Using the listing below, copy every line that mentions "Stefanowskiego".
***** Provided data
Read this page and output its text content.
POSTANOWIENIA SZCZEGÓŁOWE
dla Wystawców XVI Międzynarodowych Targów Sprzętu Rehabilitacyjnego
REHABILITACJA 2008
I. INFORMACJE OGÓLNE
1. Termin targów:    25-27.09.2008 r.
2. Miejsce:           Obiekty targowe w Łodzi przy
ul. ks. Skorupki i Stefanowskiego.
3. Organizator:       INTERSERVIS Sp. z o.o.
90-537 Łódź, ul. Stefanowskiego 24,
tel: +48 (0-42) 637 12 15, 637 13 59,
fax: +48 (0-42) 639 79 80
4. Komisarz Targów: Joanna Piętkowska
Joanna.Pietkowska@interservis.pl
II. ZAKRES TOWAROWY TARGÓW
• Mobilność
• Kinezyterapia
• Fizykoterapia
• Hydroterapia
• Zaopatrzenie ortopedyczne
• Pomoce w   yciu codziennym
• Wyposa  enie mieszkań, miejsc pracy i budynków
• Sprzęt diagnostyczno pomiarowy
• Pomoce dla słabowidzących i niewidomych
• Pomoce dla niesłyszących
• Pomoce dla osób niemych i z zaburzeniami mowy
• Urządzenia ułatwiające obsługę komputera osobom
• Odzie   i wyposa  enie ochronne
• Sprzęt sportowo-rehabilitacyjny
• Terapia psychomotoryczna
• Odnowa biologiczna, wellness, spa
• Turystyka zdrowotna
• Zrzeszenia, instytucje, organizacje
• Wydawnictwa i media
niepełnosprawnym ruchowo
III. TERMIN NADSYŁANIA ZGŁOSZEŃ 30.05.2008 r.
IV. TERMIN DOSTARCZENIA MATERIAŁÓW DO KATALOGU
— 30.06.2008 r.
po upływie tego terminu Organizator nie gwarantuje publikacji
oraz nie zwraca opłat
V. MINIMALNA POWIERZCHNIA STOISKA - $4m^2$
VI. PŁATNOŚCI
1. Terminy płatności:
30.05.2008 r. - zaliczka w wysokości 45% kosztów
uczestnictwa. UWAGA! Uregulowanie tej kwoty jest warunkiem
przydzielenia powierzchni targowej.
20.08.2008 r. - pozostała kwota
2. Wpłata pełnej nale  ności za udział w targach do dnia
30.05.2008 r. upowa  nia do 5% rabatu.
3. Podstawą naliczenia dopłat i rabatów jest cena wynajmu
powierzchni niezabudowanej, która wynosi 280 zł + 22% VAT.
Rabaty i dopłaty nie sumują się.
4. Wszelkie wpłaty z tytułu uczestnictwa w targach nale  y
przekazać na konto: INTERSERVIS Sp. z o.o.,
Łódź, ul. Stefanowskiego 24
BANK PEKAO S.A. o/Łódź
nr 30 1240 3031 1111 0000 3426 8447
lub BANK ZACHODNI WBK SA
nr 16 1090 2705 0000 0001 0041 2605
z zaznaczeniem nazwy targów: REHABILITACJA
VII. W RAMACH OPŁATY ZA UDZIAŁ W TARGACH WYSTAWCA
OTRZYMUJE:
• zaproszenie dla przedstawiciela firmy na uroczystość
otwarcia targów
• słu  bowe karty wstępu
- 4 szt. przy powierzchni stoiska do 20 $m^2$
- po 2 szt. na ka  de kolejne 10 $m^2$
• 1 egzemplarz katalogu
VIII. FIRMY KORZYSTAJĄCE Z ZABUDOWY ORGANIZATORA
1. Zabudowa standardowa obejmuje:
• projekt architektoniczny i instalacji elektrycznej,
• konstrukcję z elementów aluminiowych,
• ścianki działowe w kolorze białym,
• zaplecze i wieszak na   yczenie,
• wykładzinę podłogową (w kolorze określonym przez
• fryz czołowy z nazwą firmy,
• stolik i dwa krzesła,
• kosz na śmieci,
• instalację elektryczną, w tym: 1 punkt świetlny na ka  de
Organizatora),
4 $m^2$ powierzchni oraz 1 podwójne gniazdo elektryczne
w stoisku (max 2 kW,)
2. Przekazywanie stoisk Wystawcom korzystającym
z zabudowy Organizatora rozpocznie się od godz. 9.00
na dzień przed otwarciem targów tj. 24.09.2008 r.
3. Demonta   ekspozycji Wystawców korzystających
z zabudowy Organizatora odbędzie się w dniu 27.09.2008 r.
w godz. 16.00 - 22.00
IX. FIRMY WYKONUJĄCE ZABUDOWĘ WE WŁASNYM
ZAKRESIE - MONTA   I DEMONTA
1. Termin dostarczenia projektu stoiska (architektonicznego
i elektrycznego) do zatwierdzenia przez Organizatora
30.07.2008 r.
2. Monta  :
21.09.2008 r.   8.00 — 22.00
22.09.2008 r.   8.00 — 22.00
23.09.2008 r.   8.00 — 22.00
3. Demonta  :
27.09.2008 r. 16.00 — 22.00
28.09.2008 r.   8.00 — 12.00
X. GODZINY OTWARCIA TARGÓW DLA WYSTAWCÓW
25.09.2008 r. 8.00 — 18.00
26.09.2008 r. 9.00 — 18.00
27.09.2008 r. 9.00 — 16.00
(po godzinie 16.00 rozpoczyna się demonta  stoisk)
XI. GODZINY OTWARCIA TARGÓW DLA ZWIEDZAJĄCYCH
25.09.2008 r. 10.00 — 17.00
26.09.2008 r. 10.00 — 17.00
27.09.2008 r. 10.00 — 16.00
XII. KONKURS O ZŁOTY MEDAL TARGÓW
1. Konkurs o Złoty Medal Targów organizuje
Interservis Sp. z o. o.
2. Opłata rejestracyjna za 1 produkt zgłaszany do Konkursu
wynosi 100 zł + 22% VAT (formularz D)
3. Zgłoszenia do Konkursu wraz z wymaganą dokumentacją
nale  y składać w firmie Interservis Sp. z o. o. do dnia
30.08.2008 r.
**********
#### Result of the exercise:
ul. ks. Skorupki i Stefanowskiego.
90-537 Łódź, ul. Stefanowskiego 24,
Łódź, ul. Stefanowskiego 24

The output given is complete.